[Dataset records]
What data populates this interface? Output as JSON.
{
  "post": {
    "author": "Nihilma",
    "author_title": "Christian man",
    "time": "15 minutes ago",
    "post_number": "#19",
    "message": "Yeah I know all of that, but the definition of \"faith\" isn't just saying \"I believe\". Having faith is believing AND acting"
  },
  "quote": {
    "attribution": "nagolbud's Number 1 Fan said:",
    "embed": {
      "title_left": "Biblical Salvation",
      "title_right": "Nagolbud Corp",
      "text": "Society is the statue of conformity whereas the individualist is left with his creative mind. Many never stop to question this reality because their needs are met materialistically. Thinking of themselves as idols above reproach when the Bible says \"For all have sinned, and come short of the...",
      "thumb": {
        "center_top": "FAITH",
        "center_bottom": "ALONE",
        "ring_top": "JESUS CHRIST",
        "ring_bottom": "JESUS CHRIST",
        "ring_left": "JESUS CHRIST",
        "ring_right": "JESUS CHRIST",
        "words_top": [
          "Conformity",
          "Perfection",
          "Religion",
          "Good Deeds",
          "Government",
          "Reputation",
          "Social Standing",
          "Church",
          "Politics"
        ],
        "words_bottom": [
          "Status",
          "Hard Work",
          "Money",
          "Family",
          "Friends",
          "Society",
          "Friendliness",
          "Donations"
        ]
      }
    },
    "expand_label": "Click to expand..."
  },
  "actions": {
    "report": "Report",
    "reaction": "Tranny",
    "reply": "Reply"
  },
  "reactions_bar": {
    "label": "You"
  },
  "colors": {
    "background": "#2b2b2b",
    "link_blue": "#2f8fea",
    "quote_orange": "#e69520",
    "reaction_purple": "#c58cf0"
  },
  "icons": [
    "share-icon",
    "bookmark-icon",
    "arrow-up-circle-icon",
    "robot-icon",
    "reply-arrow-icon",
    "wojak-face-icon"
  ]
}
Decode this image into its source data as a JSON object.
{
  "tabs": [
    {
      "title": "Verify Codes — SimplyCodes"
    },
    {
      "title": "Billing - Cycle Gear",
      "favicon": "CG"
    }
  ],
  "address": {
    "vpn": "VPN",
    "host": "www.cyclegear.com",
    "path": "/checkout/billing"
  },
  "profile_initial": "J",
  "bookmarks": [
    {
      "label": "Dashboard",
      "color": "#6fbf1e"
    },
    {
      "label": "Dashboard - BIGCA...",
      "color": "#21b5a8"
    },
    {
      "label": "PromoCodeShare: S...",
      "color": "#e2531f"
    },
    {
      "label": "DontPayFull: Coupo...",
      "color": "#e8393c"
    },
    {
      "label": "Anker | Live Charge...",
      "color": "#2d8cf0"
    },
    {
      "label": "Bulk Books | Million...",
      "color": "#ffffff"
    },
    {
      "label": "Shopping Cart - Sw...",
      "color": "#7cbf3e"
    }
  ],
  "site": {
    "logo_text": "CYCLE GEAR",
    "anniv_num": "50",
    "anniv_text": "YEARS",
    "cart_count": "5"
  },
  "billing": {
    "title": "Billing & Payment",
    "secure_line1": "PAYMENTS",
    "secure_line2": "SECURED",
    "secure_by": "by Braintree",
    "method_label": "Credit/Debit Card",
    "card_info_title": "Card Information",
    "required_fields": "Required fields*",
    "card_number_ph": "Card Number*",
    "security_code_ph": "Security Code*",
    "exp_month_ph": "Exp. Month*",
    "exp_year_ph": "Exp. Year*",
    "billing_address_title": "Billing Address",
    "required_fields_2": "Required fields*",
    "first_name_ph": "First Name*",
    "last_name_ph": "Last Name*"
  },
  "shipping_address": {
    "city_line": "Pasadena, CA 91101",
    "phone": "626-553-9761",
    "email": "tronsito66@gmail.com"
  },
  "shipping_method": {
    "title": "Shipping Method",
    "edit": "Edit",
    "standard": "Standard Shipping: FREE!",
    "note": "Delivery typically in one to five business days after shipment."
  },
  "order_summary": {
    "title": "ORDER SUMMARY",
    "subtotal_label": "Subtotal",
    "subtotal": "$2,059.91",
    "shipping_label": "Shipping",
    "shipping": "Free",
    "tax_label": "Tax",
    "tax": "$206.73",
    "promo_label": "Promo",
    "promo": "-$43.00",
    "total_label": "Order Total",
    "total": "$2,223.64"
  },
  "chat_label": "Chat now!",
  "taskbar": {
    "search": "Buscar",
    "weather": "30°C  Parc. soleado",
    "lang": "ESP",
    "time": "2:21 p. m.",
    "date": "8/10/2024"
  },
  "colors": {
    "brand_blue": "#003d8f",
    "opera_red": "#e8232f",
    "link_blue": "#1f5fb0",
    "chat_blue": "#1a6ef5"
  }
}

Set task: Show the lines that mention the word "this".

Task result:
What data populates this interface? Output as JSON.
      "text": "Society is the statue of conformity whereas the individualist is left with his creative mind. Many never stop to question this reality because their needs are met materialistically. Thinking of themselves as idols above reproach when the Bible says \"For all have sinned, and come short of the...",
Decode this image into its source data as a JSON object.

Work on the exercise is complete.